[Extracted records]
________________________________________
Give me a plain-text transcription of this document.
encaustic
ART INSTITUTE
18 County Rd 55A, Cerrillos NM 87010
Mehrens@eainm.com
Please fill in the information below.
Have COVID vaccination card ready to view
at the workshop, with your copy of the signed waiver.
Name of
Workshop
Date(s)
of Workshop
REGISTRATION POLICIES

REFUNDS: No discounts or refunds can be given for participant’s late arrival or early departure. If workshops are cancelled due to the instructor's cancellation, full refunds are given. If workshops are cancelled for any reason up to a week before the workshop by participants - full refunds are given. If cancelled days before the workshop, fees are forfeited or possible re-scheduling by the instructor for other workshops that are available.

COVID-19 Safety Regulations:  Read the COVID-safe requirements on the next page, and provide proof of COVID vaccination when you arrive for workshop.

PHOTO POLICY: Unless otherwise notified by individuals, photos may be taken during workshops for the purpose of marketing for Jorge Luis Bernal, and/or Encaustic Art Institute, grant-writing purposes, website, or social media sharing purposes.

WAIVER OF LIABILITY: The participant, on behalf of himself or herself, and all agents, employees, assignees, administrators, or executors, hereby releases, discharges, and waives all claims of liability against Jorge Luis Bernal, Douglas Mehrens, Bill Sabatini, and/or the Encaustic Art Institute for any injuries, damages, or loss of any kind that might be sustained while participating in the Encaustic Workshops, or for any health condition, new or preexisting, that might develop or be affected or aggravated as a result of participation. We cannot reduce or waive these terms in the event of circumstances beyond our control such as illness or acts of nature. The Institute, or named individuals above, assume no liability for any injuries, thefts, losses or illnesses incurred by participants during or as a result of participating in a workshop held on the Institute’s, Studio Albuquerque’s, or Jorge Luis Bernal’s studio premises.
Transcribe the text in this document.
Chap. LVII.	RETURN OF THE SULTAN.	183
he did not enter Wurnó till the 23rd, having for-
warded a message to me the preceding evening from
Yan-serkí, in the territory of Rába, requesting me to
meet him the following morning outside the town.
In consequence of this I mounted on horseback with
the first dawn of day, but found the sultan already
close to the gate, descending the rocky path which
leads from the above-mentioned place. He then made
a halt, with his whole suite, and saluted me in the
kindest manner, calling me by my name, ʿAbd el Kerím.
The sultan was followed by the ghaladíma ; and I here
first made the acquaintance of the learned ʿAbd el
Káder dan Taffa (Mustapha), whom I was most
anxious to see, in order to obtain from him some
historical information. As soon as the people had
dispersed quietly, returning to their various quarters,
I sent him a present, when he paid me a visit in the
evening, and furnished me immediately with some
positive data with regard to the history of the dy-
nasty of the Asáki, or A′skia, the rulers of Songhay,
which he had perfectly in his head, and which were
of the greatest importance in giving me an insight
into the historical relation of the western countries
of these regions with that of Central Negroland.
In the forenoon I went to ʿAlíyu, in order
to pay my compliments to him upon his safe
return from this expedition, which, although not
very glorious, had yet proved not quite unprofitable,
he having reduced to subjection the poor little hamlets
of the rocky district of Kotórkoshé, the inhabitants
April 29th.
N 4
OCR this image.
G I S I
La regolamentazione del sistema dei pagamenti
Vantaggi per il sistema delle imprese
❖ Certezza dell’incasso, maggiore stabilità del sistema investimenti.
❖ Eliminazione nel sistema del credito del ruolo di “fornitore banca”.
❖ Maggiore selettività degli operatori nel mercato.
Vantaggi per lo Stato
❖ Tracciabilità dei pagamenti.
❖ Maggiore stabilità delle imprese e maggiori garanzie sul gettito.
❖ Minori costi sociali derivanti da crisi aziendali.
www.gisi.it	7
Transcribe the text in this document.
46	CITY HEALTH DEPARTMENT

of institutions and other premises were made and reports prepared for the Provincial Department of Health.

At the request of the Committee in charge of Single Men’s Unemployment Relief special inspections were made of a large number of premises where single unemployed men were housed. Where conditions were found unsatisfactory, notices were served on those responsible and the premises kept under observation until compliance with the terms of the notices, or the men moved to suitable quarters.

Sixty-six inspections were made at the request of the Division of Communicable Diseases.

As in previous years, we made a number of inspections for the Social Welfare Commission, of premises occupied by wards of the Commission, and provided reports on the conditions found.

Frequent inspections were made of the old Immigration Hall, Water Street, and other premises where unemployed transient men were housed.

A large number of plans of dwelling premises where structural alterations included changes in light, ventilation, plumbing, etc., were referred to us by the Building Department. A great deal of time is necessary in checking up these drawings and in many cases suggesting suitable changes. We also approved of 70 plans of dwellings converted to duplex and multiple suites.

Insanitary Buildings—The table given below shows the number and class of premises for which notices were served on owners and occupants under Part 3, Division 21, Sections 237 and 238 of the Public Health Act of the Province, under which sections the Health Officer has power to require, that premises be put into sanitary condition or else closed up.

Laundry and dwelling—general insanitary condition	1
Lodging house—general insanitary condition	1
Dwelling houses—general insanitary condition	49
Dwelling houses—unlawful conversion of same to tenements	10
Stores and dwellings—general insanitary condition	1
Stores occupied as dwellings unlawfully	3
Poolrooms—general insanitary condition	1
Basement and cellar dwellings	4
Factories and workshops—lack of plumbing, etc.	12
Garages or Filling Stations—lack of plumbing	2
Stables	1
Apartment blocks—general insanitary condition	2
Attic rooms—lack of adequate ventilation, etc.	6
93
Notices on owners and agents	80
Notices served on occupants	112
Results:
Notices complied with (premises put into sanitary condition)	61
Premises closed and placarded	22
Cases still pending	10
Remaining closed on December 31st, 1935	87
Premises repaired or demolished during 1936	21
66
________________________________________
GIVEN REQUEST >>
Identify lines with the string "from". Copy each one.

RIGHT ANSWER >>
warded a message to me the preceding evening from
leads from the above-mentioned place. He then made
anxious to see, in order to obtain from him some
return from this expedition, which, although not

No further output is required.